Written task:
Set down the data below without change, skipping the pictures it holds.

Stored data:
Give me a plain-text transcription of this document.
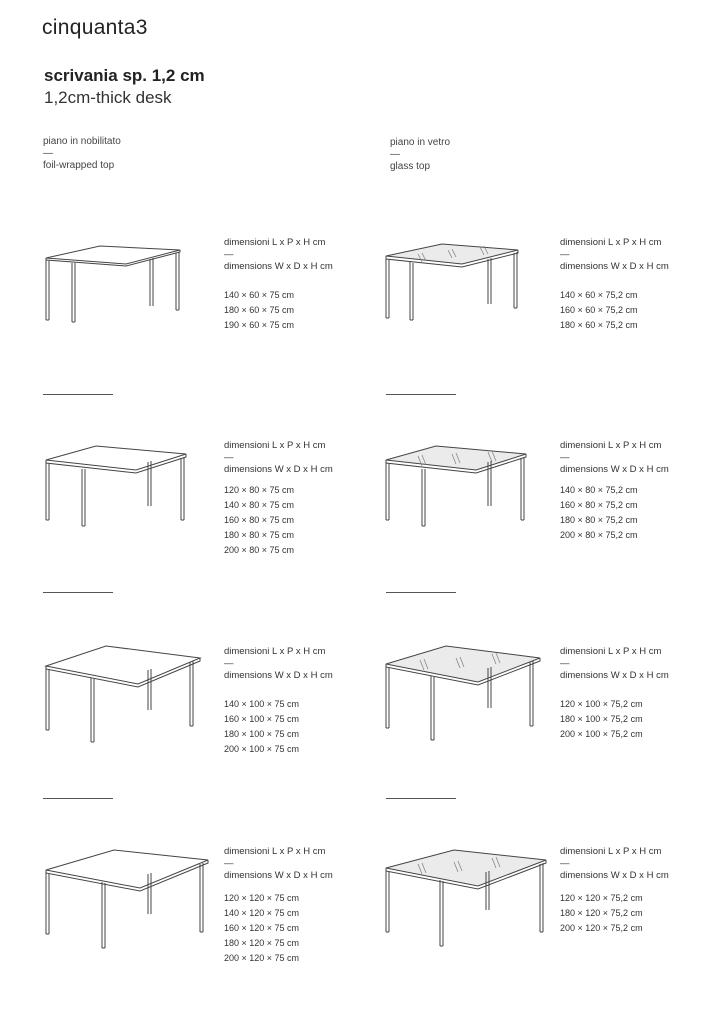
cinquanta3
scrivania sp. 1,2 cm
1,2cm-thick desk
piano in nobilitato
—
foil-wrapped top
piano in vetro
—
glass top
dimensioni L x P x H cm
—
dimensions W x D x H cm
140 × 60 × 75 cm
180 × 60 × 75 cm
190 × 60 × 75 cm
dimensioni L x P x H cm
—
dimensions W x D x H cm
140 × 60 × 75,2 cm
160 × 60 × 75,2 cm
180 × 60 × 75,2 cm
dimensioni L x P x H cm
—
dimensions W x D x H cm
120 × 80 × 75 cm
140 × 80 × 75 cm
160 × 80 × 75 cm
180 × 80 × 75 cm
200 × 80 × 75 cm
dimensioni L x P x H cm
—
dimensions W x D x H cm
140 × 80 × 75,2 cm
160 × 80 × 75,2 cm
180 × 80 × 75,2 cm
200 × 80 × 75,2 cm
dimensioni L x P x H cm
—
dimensions W x D x H cm
140 × 100 × 75 cm
160 × 100 × 75 cm
180 × 100 × 75 cm
200 × 100 × 75 cm
dimensioni L x P x H cm
—
dimensions W x D x H cm
120 × 100 × 75,2 cm
180 × 100 × 75,2 cm
200 × 100 × 75,2 cm
dimensioni L x P x H cm
—
dimensions W x D x H cm
120 × 120 × 75 cm
140 × 120 × 75 cm
160 × 120 × 75 cm
180 × 120 × 75 cm
200 × 120 × 75 cm
dimensioni L x P x H cm
—
dimensions W x D x H cm
120 × 120 × 75,2 cm
180 × 120 × 75,2 cm
200 × 120 × 75,2 cm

Full solution:
Give me a plain-text transcription of this document.
cinquanta3
scrivania sp. 1,2 cm
1,2cm-thick desk
piano in nobilitato
—
foil-wrapped top
piano in vetro
—
glass top
dimensioni L x P x H cm
—
dimensions W x D x H cm
140 × 60 × 75 cm
180 × 60 × 75 cm
190 × 60 × 75 cm
dimensioni L x P x H cm
—
dimensions W x D x H cm
140 × 60 × 75,2 cm
160 × 60 × 75,2 cm
180 × 60 × 75,2 cm
dimensioni L x P x H cm
—
dimensions W x D x H cm
120 × 80 × 75 cm
140 × 80 × 75 cm
160 × 80 × 75 cm
180 × 80 × 75 cm
200 × 80 × 75 cm
dimensioni L x P x H cm
—
dimensions W x D x H cm
140 × 80 × 75,2 cm
160 × 80 × 75,2 cm
180 × 80 × 75,2 cm
200 × 80 × 75,2 cm
dimensioni L x P x H cm
—
dimensions W x D x H cm
140 × 100 × 75 cm
160 × 100 × 75 cm
180 × 100 × 75 cm
200 × 100 × 75 cm
dimensioni L x P x H cm
—
dimensions W x D x H cm
120 × 100 × 75,2 cm
180 × 100 × 75,2 cm
200 × 100 × 75,2 cm
dimensioni L x P x H cm
—
dimensions W x D x H cm
120 × 120 × 75 cm
140 × 120 × 75 cm
160 × 120 × 75 cm
180 × 120 × 75 cm
200 × 120 × 75 cm
dimensioni L x P x H cm
—
dimensions W x D x H cm
120 × 120 × 75,2 cm
180 × 120 × 75,2 cm
200 × 120 × 75,2 cm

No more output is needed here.